Dataset records:

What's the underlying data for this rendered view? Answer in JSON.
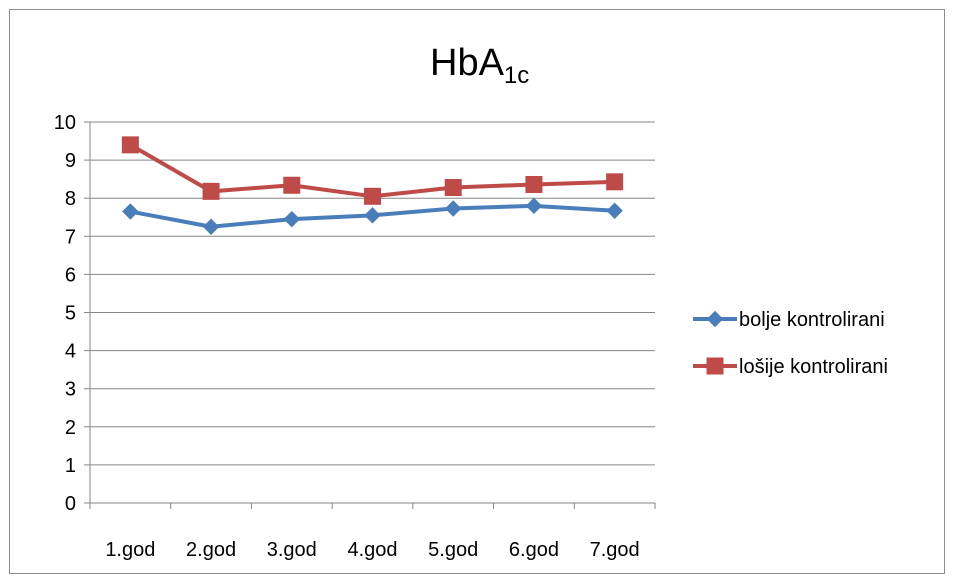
{
  "chart_data": {
    "type": "line",
    "title": {
      "main": "HbA",
      "subscript": "1c"
    },
    "categories": [
      "1.god",
      "2.god",
      "3.god",
      "4.god",
      "5.god",
      "6.god",
      "7.god"
    ],
    "ylim": [
      0,
      10
    ],
    "yticks": [
      "0",
      "1",
      "2",
      "3",
      "4",
      "5",
      "6",
      "7",
      "8",
      "9",
      "10"
    ],
    "grid": true,
    "legend_position": "right",
    "series": [
      {
        "name": "bolje kontrolirani",
        "values": [
          7.65,
          7.25,
          7.45,
          7.55,
          7.73,
          7.8,
          7.67
        ],
        "color": "#4a7ebb",
        "marker": "diamond"
      },
      {
        "name": "lošije kontrolirani",
        "values": [
          9.4,
          8.18,
          8.34,
          8.05,
          8.28,
          8.36,
          8.43
        ],
        "color": "#be4b48",
        "marker": "square"
      }
    ]
  }
}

■ Work required: Restate each of the entries above word for word and skip every image.

■ Solution to this exercise:
What's the underlying data for this rendered view? Answer in JSON.
{
  "chart_data": {
    "type": "line",
    "title": {
      "main": "HbA",
      "subscript": "1c"
    },
    "categories": [
      "1.god",
      "2.god",
      "3.god",
      "4.god",
      "5.god",
      "6.god",
      "7.god"
    ],
    "ylim": [
      0,
      10
    ],
    "yticks": [
      "0",
      "1",
      "2",
      "3",
      "4",
      "5",
      "6",
      "7",
      "8",
      "9",
      "10"
    ],
    "grid": true,
    "legend_position": "right",
    "series": [
      {
        "name": "bolje kontrolirani",
        "values": [
          7.65,
          7.25,
          7.45,
          7.55,
          7.73,
          7.8,
          7.67
        ],
        "color": "#4a7ebb",
        "marker": "diamond"
      },
      {
        "name": "lošije kontrolirani",
        "values": [
          9.4,
          8.18,
          8.34,
          8.05,
          8.28,
          8.36,
          8.43
        ],
        "color": "#be4b48",
        "marker": "square"
      }
    ]
  }
}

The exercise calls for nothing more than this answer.